• TASK BRIEF
Find the line containing "Give me the". Reproduce it and every line after it up to the end of the records, exactly as written.

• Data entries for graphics
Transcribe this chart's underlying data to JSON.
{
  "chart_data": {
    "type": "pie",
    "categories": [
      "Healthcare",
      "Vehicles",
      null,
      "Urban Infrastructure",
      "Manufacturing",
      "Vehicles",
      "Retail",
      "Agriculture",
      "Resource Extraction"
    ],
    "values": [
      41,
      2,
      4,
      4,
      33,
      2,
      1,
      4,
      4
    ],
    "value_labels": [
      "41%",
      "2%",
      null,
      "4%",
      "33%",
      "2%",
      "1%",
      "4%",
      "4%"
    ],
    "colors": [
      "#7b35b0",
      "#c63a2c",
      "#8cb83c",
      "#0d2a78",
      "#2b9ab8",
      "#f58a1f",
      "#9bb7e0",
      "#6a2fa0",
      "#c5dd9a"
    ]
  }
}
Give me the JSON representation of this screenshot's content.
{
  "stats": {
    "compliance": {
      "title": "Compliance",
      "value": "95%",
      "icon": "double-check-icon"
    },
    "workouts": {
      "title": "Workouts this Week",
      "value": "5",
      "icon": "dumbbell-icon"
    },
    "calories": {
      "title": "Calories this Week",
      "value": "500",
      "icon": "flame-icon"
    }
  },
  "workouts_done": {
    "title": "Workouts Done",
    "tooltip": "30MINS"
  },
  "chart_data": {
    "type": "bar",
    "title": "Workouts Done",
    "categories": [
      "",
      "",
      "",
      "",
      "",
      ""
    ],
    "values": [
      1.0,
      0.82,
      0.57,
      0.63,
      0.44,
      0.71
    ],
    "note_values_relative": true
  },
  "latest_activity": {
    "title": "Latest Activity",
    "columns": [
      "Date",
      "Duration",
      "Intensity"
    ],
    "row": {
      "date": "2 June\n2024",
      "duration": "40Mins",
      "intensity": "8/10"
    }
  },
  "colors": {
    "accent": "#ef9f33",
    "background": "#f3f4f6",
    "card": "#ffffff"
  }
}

• ANSWER TO THE PROBLEM
Give me the JSON representation of this screenshot's content.
{
  "stats": {
    "compliance": {
      "title": "Compliance",
      "value": "95%",
      "icon": "double-check-icon"
    },
    "workouts": {
      "title": "Workouts this Week",
      "value": "5",
      "icon": "dumbbell-icon"
    },
    "calories": {
      "title": "Calories this Week",
      "value": "500",
      "icon": "flame-icon"
    }
  },
  "workouts_done": {
    "title": "Workouts Done",
    "tooltip": "30MINS"
  },
  "chart_data": {
    "type": "bar",
    "title": "Workouts Done",
    "categories": [
      "",
      "",
      "",
      "",
      "",
      ""
    ],
    "values": [
      1.0,
      0.82,
      0.57,
      0.63,
      0.44,
      0.71
    ],
    "note_values_relative": true
  },
  "latest_activity": {
    "title": "Latest Activity",
    "columns": [
      "Date",
      "Duration",
      "Intensity"
    ],
    "row": {
      "date": "2 June\n2024",
      "duration": "40Mins",
      "intensity": "8/10"
    }
  },
  "colors": {
    "accent": "#ef9f33",
    "background": "#f3f4f6",
    "card": "#ffffff"
  }
}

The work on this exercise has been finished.